— start RECORDED INFORMATION —

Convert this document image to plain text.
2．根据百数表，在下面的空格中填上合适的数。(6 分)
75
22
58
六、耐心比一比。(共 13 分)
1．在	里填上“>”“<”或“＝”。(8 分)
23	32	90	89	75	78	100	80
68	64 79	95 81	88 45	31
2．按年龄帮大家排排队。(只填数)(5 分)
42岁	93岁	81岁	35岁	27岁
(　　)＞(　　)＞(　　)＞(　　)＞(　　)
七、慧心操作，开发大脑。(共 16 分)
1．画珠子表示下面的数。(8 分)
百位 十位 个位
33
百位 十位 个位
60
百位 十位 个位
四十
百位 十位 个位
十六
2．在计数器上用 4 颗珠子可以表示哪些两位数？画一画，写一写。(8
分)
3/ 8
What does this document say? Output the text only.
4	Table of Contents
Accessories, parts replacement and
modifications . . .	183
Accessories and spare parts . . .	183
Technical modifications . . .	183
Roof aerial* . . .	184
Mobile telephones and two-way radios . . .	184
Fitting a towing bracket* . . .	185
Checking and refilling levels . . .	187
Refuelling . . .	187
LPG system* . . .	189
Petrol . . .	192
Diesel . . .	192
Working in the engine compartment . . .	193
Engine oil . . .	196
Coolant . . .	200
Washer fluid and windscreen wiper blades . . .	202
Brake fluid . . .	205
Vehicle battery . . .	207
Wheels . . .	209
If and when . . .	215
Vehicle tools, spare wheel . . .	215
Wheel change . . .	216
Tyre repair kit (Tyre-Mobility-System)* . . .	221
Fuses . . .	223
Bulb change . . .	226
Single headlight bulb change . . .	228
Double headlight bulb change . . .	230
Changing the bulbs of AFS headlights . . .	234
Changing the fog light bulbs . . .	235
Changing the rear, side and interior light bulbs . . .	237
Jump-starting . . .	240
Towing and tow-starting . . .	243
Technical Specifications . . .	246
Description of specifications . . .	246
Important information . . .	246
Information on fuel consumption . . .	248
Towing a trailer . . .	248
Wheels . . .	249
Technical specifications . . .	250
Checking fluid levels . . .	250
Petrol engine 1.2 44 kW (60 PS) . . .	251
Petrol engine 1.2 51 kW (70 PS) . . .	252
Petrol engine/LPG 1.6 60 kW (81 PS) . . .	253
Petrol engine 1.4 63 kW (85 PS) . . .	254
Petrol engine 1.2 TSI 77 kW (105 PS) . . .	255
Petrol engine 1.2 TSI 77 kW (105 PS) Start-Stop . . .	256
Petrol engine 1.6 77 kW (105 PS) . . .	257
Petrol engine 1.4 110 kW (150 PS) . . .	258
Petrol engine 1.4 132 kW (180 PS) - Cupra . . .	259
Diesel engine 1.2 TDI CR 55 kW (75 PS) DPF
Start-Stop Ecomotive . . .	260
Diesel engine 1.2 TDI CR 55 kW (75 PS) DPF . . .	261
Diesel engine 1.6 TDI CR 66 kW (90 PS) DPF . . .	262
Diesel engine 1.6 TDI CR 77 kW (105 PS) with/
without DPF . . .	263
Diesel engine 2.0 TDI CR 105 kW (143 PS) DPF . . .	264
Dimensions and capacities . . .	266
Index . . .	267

— end RECORDED INFORMATION —

The entries above should be repeated exactly, every one of them.

RESULT OF THE TASK:
Convert this document image to plain text.
2．根据百数表，在下面的空格中填上合适的数。(6 分)
75
22
58
六、耐心比一比。(共 13 分)
1．在	里填上“>”“<”或“＝”。(8 分)
23	32	90	89	75	78	100	80
68	64 79	95 81	88 45	31
2．按年龄帮大家排排队。(只填数)(5 分)
42岁	93岁	81岁	35岁	27岁
(　　)＞(　　)＞(　　)＞(　　)＞(　　)
七、慧心操作，开发大脑。(共 16 分)
1．画珠子表示下面的数。(8 分)
百位 十位 个位
33
百位 十位 个位
60
百位 十位 个位
四十
百位 十位 个位
十六
2．在计数器上用 4 颗珠子可以表示哪些两位数？画一画，写一写。(8
分)
3/ 8
What does this document say? Output the text only.
4	Table of Contents
Accessories, parts replacement and
modifications . . .	183
Accessories and spare parts . . .	183
Technical modifications . . .	183
Roof aerial* . . .	184
Mobile telephones and two-way radios . . .	184
Fitting a towing bracket* . . .	185
Checking and refilling levels . . .	187
Refuelling . . .	187
LPG system* . . .	189
Petrol . . .	192
Diesel . . .	192
Working in the engine compartment . . .	193
Engine oil . . .	196
Coolant . . .	200
Washer fluid and windscreen wiper blades . . .	202
Brake fluid . . .	205
Vehicle battery . . .	207
Wheels . . .	209
If and when . . .	215
Vehicle tools, spare wheel . . .	215
Wheel change . . .	216
Tyre repair kit (Tyre-Mobility-System)* . . .	221
Fuses . . .	223
Bulb change . . .	226
Single headlight bulb change . . .	228
Double headlight bulb change . . .	230
Changing the bulbs of AFS headlights . . .	234
Changing the fog light bulbs . . .	235
Changing the rear, side and interior light bulbs . . .	237
Jump-starting . . .	240
Towing and tow-starting . . .	243
Technical Specifications . . .	246
Description of specifications . . .	246
Important information . . .	246
Information on fuel consumption . . .	248
Towing a trailer . . .	248
Wheels . . .	249
Technical specifications . . .	250
Checking fluid levels . . .	250
Petrol engine 1.2 44 kW (60 PS) . . .	251
Petrol engine 1.2 51 kW (70 PS) . . .	252
Petrol engine/LPG 1.6 60 kW (81 PS) . . .	253
Petrol engine 1.4 63 kW (85 PS) . . .	254
Petrol engine 1.2 TSI 77 kW (105 PS) . . .	255
Petrol engine 1.2 TSI 77 kW (105 PS) Start-Stop . . .	256
Petrol engine 1.6 77 kW (105 PS) . . .	257
Petrol engine 1.4 110 kW (150 PS) . . .	258
Petrol engine 1.4 132 kW (180 PS) - Cupra . . .	259
Diesel engine 1.2 TDI CR 55 kW (75 PS) DPF
Start-Stop Ecomotive . . .	260
Diesel engine 1.2 TDI CR 55 kW (75 PS) DPF . . .	261
Diesel engine 1.6 TDI CR 66 kW (90 PS) DPF . . .	262
Diesel engine 1.6 TDI CR 77 kW (105 PS) with/
without DPF . . .	263
Diesel engine 2.0 TDI CR 105 kW (143 PS) DPF . . .	264
Dimensions and capacities . . .	266
Index . . .	267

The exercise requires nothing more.